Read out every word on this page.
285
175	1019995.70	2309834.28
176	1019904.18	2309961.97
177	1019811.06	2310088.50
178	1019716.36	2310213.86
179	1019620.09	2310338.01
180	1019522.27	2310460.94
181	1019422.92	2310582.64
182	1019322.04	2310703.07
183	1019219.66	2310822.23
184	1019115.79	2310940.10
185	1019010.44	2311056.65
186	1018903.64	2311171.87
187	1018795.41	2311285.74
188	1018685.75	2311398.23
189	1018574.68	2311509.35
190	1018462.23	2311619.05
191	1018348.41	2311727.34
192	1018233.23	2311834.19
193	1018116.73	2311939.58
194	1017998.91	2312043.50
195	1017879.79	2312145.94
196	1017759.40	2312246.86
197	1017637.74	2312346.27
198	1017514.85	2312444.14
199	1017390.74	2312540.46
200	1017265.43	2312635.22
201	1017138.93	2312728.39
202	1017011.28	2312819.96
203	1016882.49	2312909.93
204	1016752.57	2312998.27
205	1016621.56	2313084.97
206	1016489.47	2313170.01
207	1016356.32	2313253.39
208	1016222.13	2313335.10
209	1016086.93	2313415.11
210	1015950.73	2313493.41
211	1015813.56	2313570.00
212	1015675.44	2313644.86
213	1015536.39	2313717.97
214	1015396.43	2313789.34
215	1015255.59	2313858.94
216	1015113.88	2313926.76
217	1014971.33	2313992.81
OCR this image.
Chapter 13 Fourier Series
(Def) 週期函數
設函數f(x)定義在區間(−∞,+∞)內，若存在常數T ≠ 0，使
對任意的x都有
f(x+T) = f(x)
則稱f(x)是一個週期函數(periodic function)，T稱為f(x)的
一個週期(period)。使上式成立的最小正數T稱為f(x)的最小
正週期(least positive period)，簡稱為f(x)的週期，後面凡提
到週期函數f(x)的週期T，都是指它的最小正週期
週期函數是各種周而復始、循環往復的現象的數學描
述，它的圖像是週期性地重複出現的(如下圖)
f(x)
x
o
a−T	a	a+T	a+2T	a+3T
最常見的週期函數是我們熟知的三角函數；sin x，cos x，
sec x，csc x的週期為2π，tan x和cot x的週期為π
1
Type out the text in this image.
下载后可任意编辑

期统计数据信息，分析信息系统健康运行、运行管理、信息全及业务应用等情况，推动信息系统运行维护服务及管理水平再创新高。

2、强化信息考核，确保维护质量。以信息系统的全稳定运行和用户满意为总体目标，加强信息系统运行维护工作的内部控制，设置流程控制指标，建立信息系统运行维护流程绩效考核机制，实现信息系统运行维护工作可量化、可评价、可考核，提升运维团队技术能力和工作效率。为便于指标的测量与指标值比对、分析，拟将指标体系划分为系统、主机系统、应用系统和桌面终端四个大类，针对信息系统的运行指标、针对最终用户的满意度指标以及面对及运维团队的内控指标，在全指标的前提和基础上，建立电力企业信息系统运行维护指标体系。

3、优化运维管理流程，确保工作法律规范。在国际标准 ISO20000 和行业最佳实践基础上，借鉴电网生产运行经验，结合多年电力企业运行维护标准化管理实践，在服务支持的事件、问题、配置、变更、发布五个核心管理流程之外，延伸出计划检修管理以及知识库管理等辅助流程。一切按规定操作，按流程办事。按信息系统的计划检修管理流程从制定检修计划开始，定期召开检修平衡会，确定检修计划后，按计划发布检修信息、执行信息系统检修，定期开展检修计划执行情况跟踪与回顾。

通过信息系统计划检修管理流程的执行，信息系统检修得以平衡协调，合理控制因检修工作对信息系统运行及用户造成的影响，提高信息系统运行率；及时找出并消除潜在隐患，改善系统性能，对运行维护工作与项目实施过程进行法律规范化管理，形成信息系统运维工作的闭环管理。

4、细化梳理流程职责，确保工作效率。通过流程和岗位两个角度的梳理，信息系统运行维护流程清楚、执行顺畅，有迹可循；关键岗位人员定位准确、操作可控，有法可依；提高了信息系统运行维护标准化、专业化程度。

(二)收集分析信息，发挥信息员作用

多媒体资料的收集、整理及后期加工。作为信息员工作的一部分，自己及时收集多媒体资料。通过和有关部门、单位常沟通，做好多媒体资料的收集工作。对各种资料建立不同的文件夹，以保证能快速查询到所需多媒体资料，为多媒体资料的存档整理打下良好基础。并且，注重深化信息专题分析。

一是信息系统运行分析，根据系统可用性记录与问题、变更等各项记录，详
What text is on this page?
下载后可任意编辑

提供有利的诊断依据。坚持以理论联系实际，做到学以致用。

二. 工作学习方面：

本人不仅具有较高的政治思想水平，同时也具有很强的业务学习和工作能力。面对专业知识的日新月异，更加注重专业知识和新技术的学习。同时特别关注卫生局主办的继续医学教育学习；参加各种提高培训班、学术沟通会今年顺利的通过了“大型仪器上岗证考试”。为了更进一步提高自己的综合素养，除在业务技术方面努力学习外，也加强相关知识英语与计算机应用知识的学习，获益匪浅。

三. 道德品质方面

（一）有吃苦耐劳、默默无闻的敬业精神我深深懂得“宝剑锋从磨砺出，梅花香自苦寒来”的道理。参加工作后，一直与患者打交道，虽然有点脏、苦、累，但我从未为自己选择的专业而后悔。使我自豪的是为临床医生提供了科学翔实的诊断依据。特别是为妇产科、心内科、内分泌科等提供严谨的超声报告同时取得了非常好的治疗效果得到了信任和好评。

########

Output the data above exactly, please, line for line.

## Expected answer
Read out every word on this page.
285
175	1019995.70	2309834.28
176	1019904.18	2309961.97
177	1019811.06	2310088.50
178	1019716.36	2310213.86
179	1019620.09	2310338.01
180	1019522.27	2310460.94
181	1019422.92	2310582.64
182	1019322.04	2310703.07
183	1019219.66	2310822.23
184	1019115.79	2310940.10
185	1019010.44	2311056.65
186	1018903.64	2311171.87
187	1018795.41	2311285.74
188	1018685.75	2311398.23
189	1018574.68	2311509.35
190	1018462.23	2311619.05
191	1018348.41	2311727.34
192	1018233.23	2311834.19
193	1018116.73	2311939.58
194	1017998.91	2312043.50
195	1017879.79	2312145.94
196	1017759.40	2312246.86
197	1017637.74	2312346.27
198	1017514.85	2312444.14
199	1017390.74	2312540.46
200	1017265.43	2312635.22
201	1017138.93	2312728.39
202	1017011.28	2312819.96
203	1016882.49	2312909.93
204	1016752.57	2312998.27
205	1016621.56	2313084.97
206	1016489.47	2313170.01
207	1016356.32	2313253.39
208	1016222.13	2313335.10
209	1016086.93	2313415.11
210	1015950.73	2313493.41
211	1015813.56	2313570.00
212	1015675.44	2313644.86
213	1015536.39	2313717.97
214	1015396.43	2313789.34
215	1015255.59	2313858.94
216	1015113.88	2313926.76
217	1014971.33	2313992.81
OCR this image.
Chapter 13 Fourier Series
(Def) 週期函數
設函數f(x)定義在區間(−∞,+∞)內，若存在常數T ≠ 0，使
對任意的x都有
f(x+T) = f(x)
則稱f(x)是一個週期函數(periodic function)，T稱為f(x)的
一個週期(period)。使上式成立的最小正數T稱為f(x)的最小
正週期(least positive period)，簡稱為f(x)的週期，後面凡提
到週期函數f(x)的週期T，都是指它的最小正週期
週期函數是各種周而復始、循環往復的現象的數學描
述，它的圖像是週期性地重複出現的(如下圖)
f(x)
x
o
a−T	a	a+T	a+2T	a+3T
最常見的週期函數是我們熟知的三角函數；sin x，cos x，
sec x，csc x的週期為2π，tan x和cot x的週期為π
1
Type out the text in this image.
下载后可任意编辑

期统计数据信息，分析信息系统健康运行、运行管理、信息全及业务应用等情况，推动信息系统运行维护服务及管理水平再创新高。

2、强化信息考核，确保维护质量。以信息系统的全稳定运行和用户满意为总体目标，加强信息系统运行维护工作的内部控制，设置流程控制指标，建立信息系统运行维护流程绩效考核机制，实现信息系统运行维护工作可量化、可评价、可考核，提升运维团队技术能力和工作效率。为便于指标的测量与指标值比对、分析，拟将指标体系划分为系统、主机系统、应用系统和桌面终端四个大类，针对信息系统的运行指标、针对最终用户的满意度指标以及面对及运维团队的内控指标，在全指标的前提和基础上，建立电力企业信息系统运行维护指标体系。

3、优化运维管理流程，确保工作法律规范。在国际标准 ISO20000 和行业最佳实践基础上，借鉴电网生产运行经验，结合多年电力企业运行维护标准化管理实践，在服务支持的事件、问题、配置、变更、发布五个核心管理流程之外，延伸出计划检修管理以及知识库管理等辅助流程。一切按规定操作，按流程办事。按信息系统的计划检修管理流程从制定检修计划开始，定期召开检修平衡会，确定检修计划后，按计划发布检修信息、执行信息系统检修，定期开展检修计划执行情况跟踪与回顾。

通过信息系统计划检修管理流程的执行，信息系统检修得以平衡协调，合理控制因检修工作对信息系统运行及用户造成的影响，提高信息系统运行率；及时找出并消除潜在隐患，改善系统性能，对运行维护工作与项目实施过程进行法律规范化管理，形成信息系统运维工作的闭环管理。

4、细化梳理流程职责，确保工作效率。通过流程和岗位两个角度的梳理，信息系统运行维护流程清楚、执行顺畅，有迹可循；关键岗位人员定位准确、操作可控，有法可依；提高了信息系统运行维护标准化、专业化程度。

(二)收集分析信息，发挥信息员作用

多媒体资料的收集、整理及后期加工。作为信息员工作的一部分，自己及时收集多媒体资料。通过和有关部门、单位常沟通，做好多媒体资料的收集工作。对各种资料建立不同的文件夹，以保证能快速查询到所需多媒体资料，为多媒体资料的存档整理打下良好基础。并且，注重深化信息专题分析。

一是信息系统运行分析，根据系统可用性记录与问题、变更等各项记录，详
What text is on this page?
下载后可任意编辑

提供有利的诊断依据。坚持以理论联系实际，做到学以致用。

二. 工作学习方面：

本人不仅具有较高的政治思想水平，同时也具有很强的业务学习和工作能力。面对专业知识的日新月异，更加注重专业知识和新技术的学习。同时特别关注卫生局主办的继续医学教育学习；参加各种提高培训班、学术沟通会今年顺利的通过了“大型仪器上岗证考试”。为了更进一步提高自己的综合素养，除在业务技术方面努力学习外，也加强相关知识英语与计算机应用知识的学习，获益匪浅。

三. 道德品质方面

（一）有吃苦耐劳、默默无闻的敬业精神我深深懂得“宝剑锋从磨砺出，梅花香自苦寒来”的道理。参加工作后，一直与患者打交道，虽然有点脏、苦、累，但我从未为自己选择的专业而后悔。使我自豪的是为临床医生提供了科学翔实的诊断依据。特别是为妇产科、心内科、内分泌科等提供严谨的超声报告同时取得了非常好的治疗效果得到了信任和好评。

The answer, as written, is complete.